RECORDS PROVIDED:
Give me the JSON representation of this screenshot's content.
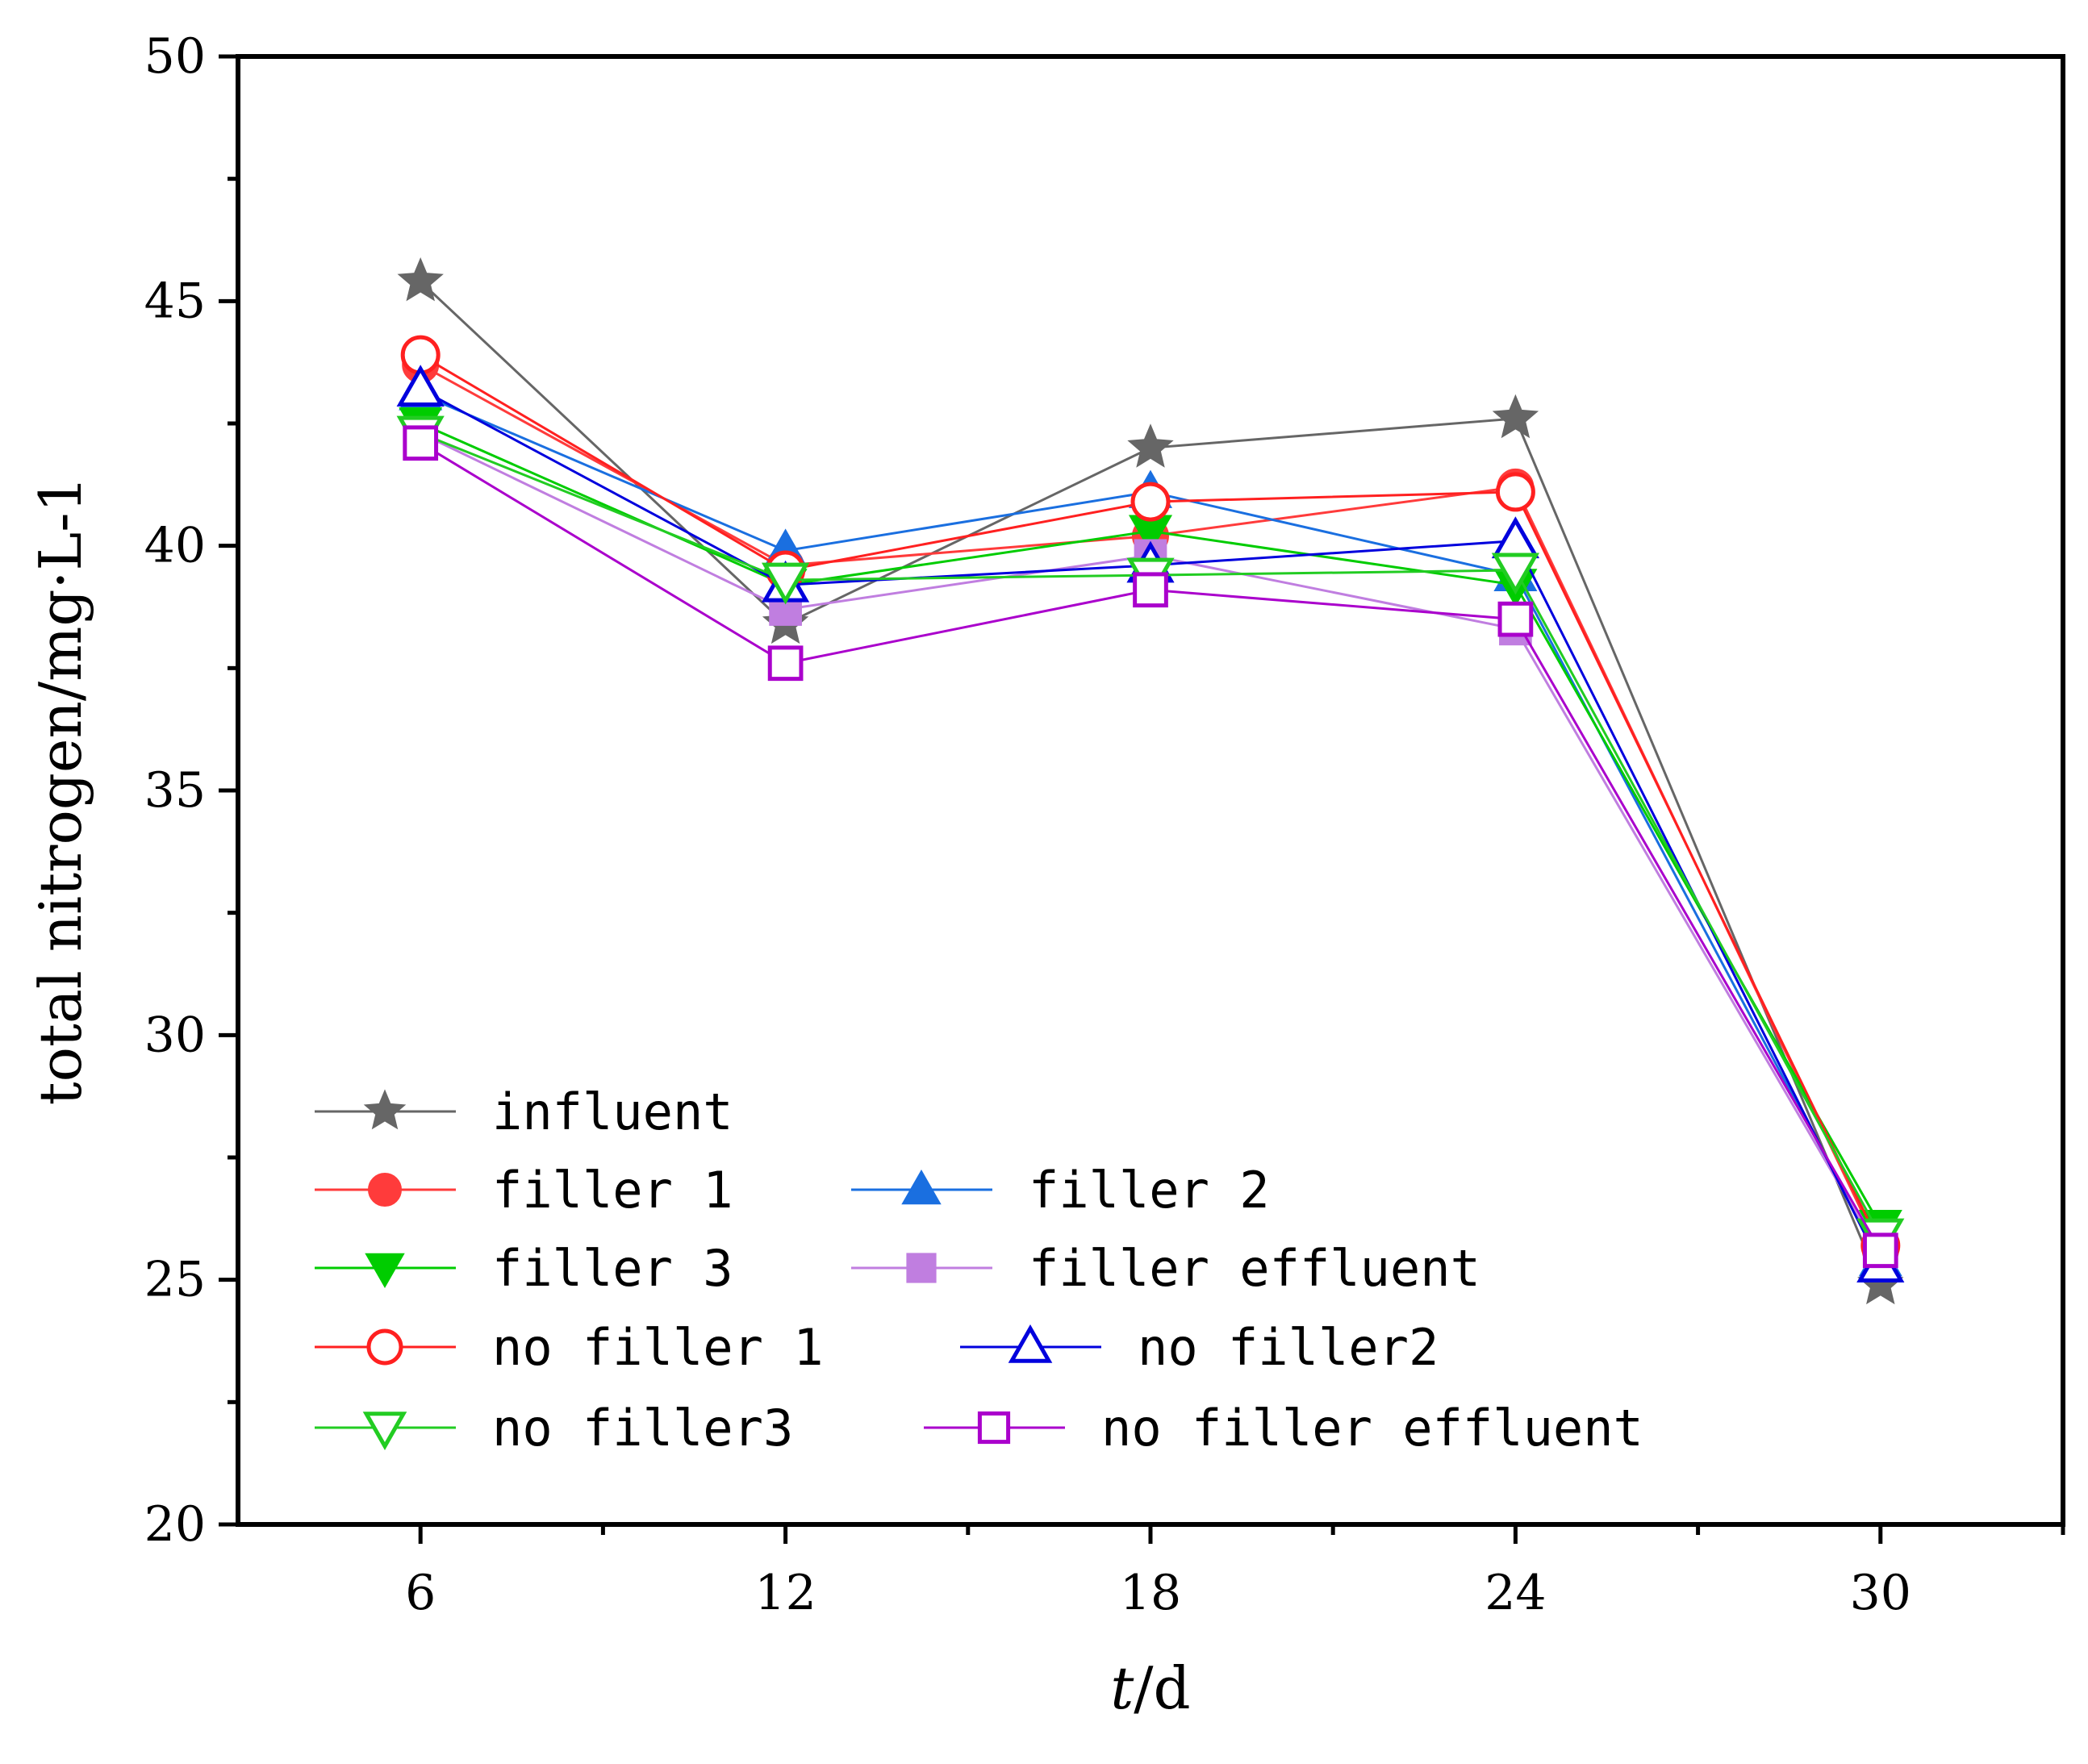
{
  "chart_data": {
    "type": "line",
    "title": "",
    "xlabel": {
      "italic": "t",
      "rest": "/d"
    },
    "ylabel": "total nitrogen/mg·L-1",
    "x": [
      6,
      12,
      18,
      24,
      30
    ],
    "xlim": [
      3,
      33
    ],
    "ylim": [
      20,
      50
    ],
    "xticks": [
      "6",
      "12",
      "18",
      "24",
      "30"
    ],
    "yticks": [
      "20",
      "25",
      "30",
      "35",
      "40",
      "45",
      "50"
    ],
    "grid": false,
    "legend_position": "bottom-left",
    "series": [
      {
        "name": "influent",
        "color": "#666666",
        "marker": "star",
        "filled": true,
        "values": [
          45.4,
          38.4,
          42.0,
          42.6,
          24.9
        ]
      },
      {
        "name": "filler 1",
        "color": "#ff3b3b",
        "marker": "circle",
        "filled": true,
        "values": [
          43.7,
          39.6,
          40.2,
          41.2,
          25.6
        ]
      },
      {
        "name": "filler 2",
        "color": "#1a6fe0",
        "marker": "triangle-up",
        "filled": true,
        "values": [
          43.1,
          39.9,
          41.1,
          39.4,
          25.4
        ]
      },
      {
        "name": "filler 3",
        "color": "#00cc00",
        "marker": "triangle-down",
        "filled": true,
        "values": [
          42.5,
          39.2,
          40.3,
          39.2,
          26.1
        ]
      },
      {
        "name": "filler effluent",
        "color": "#c07ee0",
        "marker": "square",
        "filled": true,
        "values": [
          42.3,
          38.7,
          39.8,
          38.3,
          25.5
        ]
      },
      {
        "name": "no filler 1",
        "color": "#ff2020",
        "marker": "circle",
        "filled": false,
        "values": [
          43.9,
          39.5,
          40.9,
          41.1,
          25.7
        ]
      },
      {
        "name": "no filler2",
        "color": "#0000dd",
        "marker": "triangle-up",
        "filled": false,
        "values": [
          43.2,
          39.2,
          39.6,
          40.1,
          25.3
        ]
      },
      {
        "name": "no filler3",
        "color": "#22cc22",
        "marker": "triangle-down",
        "filled": false,
        "values": [
          42.3,
          39.3,
          39.4,
          39.5,
          25.9
        ]
      },
      {
        "name": "no filler effluent",
        "color": "#aa00cc",
        "marker": "square",
        "filled": false,
        "values": [
          42.1,
          37.6,
          39.1,
          38.5,
          25.6
        ]
      }
    ]
  }
}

EXERCISE TASK:
Select and copy every line of the material that holds the string "name".

CORRECT ANSWER:
        "name": "influent",
        "name": "filler 1",
        "name": "filler 2",
        "name": "filler 3",
        "name": "filler effluent",
        "name": "no filler 1",
        "name": "no filler2",
        "name": "no filler3",
        "name": "no filler effluent",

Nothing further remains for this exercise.